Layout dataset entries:

-- -- --

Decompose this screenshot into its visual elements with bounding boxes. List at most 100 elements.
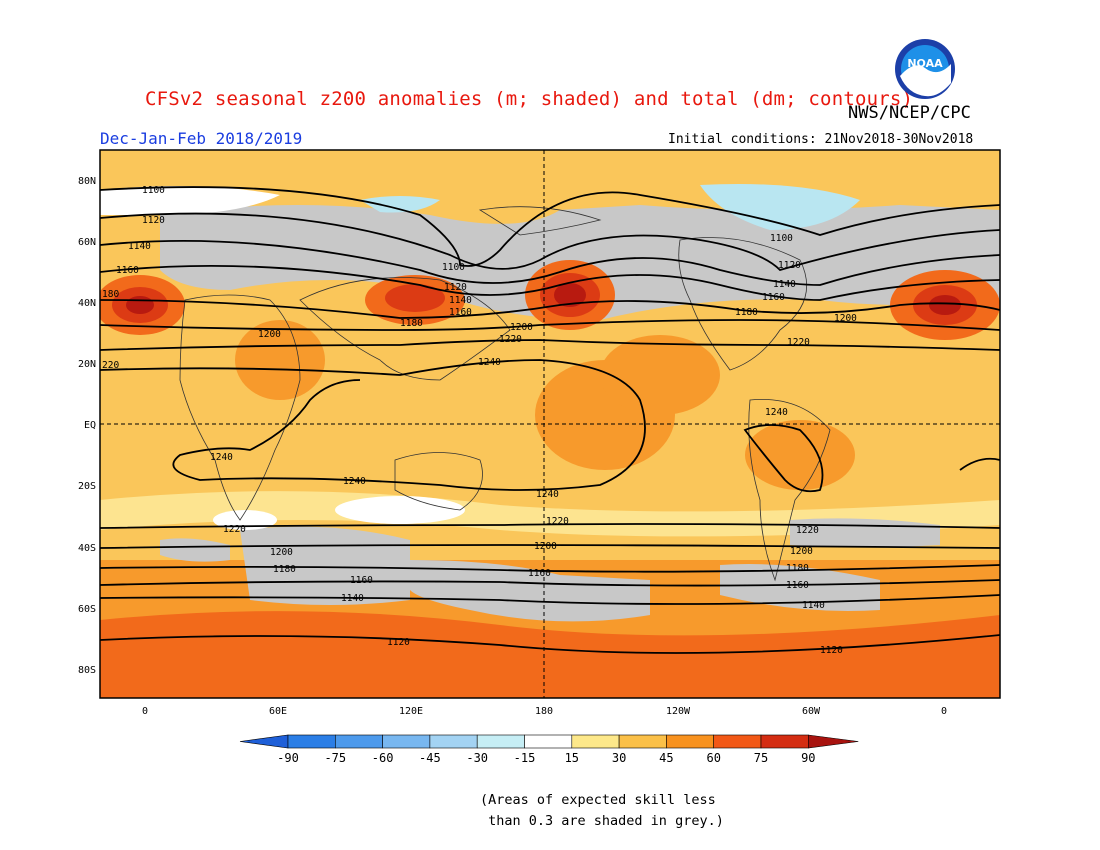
contour-label: 1160 [762,292,785,303]
lat-label: EQ [84,420,96,431]
contour-label: 220 [102,360,119,371]
contour-label: 1160 [350,575,373,586]
colorbar-segment [666,734,715,749]
lat-label: 80S [78,665,96,676]
contour-label: 1160 [116,265,139,276]
contour-label: 1200 [834,313,857,324]
contour-label: 1220 [796,525,819,536]
lon-label: 0 [142,706,148,717]
colorbar-label: 60 [706,751,720,765]
contour-label: 1220 [223,524,246,535]
colorbar-label: 90 [801,751,815,765]
map-frame [99,149,1001,699]
anomaly-max-north-pacific [525,260,615,330]
lon-label: 120W [666,706,691,717]
contour-label: 1180 [273,564,296,575]
colorbar-segment [713,734,762,749]
colorbar-segment [476,734,525,749]
colorbar-arrow-low [239,734,289,749]
contour-label: 1200 [534,541,557,552]
lat-label: 40N [78,298,96,309]
colorbar-segment [334,734,383,749]
colorbar-label: 45 [659,751,673,765]
contour-label: 1140 [341,593,364,604]
colorbar-label: -45 [419,751,441,765]
contour-label: 1100 [442,262,465,273]
contour-label: 1240 [536,489,559,500]
colorbar-segment [382,734,431,749]
contour-labels: 1100 1120 1140 1160 180 220 1200 1100 11… [102,185,857,656]
contour-label: 1220 [546,516,569,527]
contour-label: 1180 [786,563,809,574]
contour-label: 180 [102,289,119,300]
lat-label: 20S [78,481,96,492]
contour-label: 1200 [258,329,281,340]
colorbar-segment [760,734,809,749]
contour-label: 1180 [400,318,423,329]
initial-conditions-label: Initial conditions: 21Nov2018-30Nov2018 [668,132,974,147]
colorbar-label: -30 [466,751,488,765]
noaa-logo: NOAA [895,39,955,99]
contour-label: 1140 [773,279,796,290]
contour-label: 1240 [765,407,788,418]
colorbar-arrow-high [807,734,859,749]
colorbar-label: -75 [324,751,346,765]
colorbar-segment [429,734,478,749]
contour-label: 1140 [128,241,151,252]
lat-label: 60S [78,604,96,615]
contours [100,186,1000,654]
lon-label: 60E [269,706,287,717]
anomaly-max-europe-right [890,270,1000,340]
colorbar-label: 30 [612,751,626,765]
lon-label: 120E [399,706,423,717]
contour-label: 1100 [142,185,165,196]
contour-label: 1100 [770,233,793,244]
lon-label: 60W [802,706,821,717]
anomaly-max-east-asia [365,275,465,325]
colorbar-segment [618,734,667,749]
colorbar: -90 -75 -60 -45 -30 -15 15 30 45 60 75 90 [239,734,859,765]
contour-label: 1220 [787,337,810,348]
contour-label: 1160 [528,568,551,579]
latitude-axis: 80N 60N 40N 20N EQ 20S 40S 60S 80S [78,176,96,676]
colorbar-label: -90 [277,751,299,765]
agency-label: NWS/NCEP/CPC [848,103,971,123]
anomaly-shading [100,150,1000,698]
contour-label: 1200 [510,322,533,333]
contour-label: 1120 [820,645,843,656]
contour-label: 1240 [210,452,233,463]
map-title: CFSv2 seasonal z200 anomalies (m; shaded… [145,88,914,110]
colorbar-label: 75 [754,751,768,765]
colorbar-label: -60 [372,751,394,765]
lon-label: 180 [535,706,553,717]
contour-label: 1160 [449,307,472,318]
colorbar-segment [524,734,573,749]
colorbar-label: -15 [514,751,536,765]
lat-label: 40S [78,543,96,554]
skill-note: (Areas of expected skill less than 0.3 a… [480,792,724,829]
lat-label: 20N [78,359,96,370]
contour-label: 1120 [444,282,467,293]
longitude-axis: 0 60E 120E 180 120W 60W 0 [142,706,947,717]
contour-label: 1160 [786,580,809,591]
contour-label: 1120 [778,260,801,271]
logo-text: NOAA [907,57,943,70]
contour-label: 1180 [735,307,758,318]
lon-label: 0 [941,706,947,717]
contour-label: 1220 [499,334,522,345]
contour-label: 1240 [343,476,366,487]
contour-label: 1240 [478,357,501,368]
season-label: Dec-Jan-Feb 2018/2019 [100,129,303,148]
lat-label: 80N [78,176,96,187]
contour-label: 1200 [270,547,293,558]
colorbar-segment [571,734,620,749]
lat-label: 60N [78,237,96,248]
contour-label: 1120 [142,215,165,226]
colorbar-label: 15 [565,751,579,765]
contour-label: 1140 [802,600,825,611]
colorbar-segment [287,734,336,749]
contour-label: 1200 [790,546,813,557]
contour-label: 1140 [449,295,472,306]
contour-label: 1120 [387,637,410,648]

-- -- --

- **EXERCISE BRIEF**:
Format the listing as a JSON array of strings, one string per line, starting with the line containing "contour-label: 1160 [762,292,785,303]" and continuing through the line containing "conditions: 21Nov2018-30Nov2018 [668,132,974,147]". Omit any blank lines.

- **FINAL ANSWER**:
[
  "contour-label: 1160 [762,292,785,303]",
  "lat-label: EQ [84,420,96,431]",
  "contour-label: 220 [102,360,119,371]",
  "contour-label: 1160 [350,575,373,586]",
  "colorbar-segment [666,734,715,749]",
  "lat-label: 80S [78,665,96,676]",
  "contour-label: 1160 [116,265,139,276]",
  "contour-label: 1200 [834,313,857,324]",
  "contour-label: 1220 [796,525,819,536]",
  "lon-label: 0 [142,706,148,717]",
  "colorbar-label: 60 [706,751,720,765]",
  "contour-label: 1220 [223,524,246,535]",
  "colorbar-label: 90 [801,751,815,765]",
  "map-frame [99,149,1001,699]",
  "anomaly-max-north-pacific [525,260,615,330]",
  "lon-label: 120W [666,706,691,717]",
  "contour-label: 1180 [273,564,296,575]",
  "colorbar-segment [713,734,762,749]",
  "colorbar-segment [476,734,525,749]",
  "colorbar-arrow-low [239,734,289,749]",
  "contour-label: 1200 [534,541,557,552]",
  "lat-label: 40N [78,298,96,309]",
  "colorbar-segment [334,734,383,749]",
  "colorbar-label: 45 [659,751,673,765]",
  "contour-label: 1140 [341,593,364,604]",
  "colorbar-label: -45 [419,751,441,765]",
  "contour-label: 1100 [442,262,465,273]",
  "contour-label: 1240 [536,489,559,500]",
  "colorbar-segment [382,734,431,749]",
  "contour-labels: 1100 1120 1140 1160 180 220 1200 1100 11… [102,185,857,656]",
  "contour-label: 1220 [546,516,569,527]",
  "contour-label: 1180 [786,563,809,574]",
  "contour-label: 180 [102,289,119,300]",
  "lat-label: 20S [78,481,96,492]",
  "contour-label: 1200 [258,329,281,340]",
  "colorbar-segment [760,734,809,749]",
  "contour-label: 1180 [400,318,423,329]",
  "initial-conditions-label: Initial conditions: 21Nov2018-30Nov2018 [668,132,974,147]"
]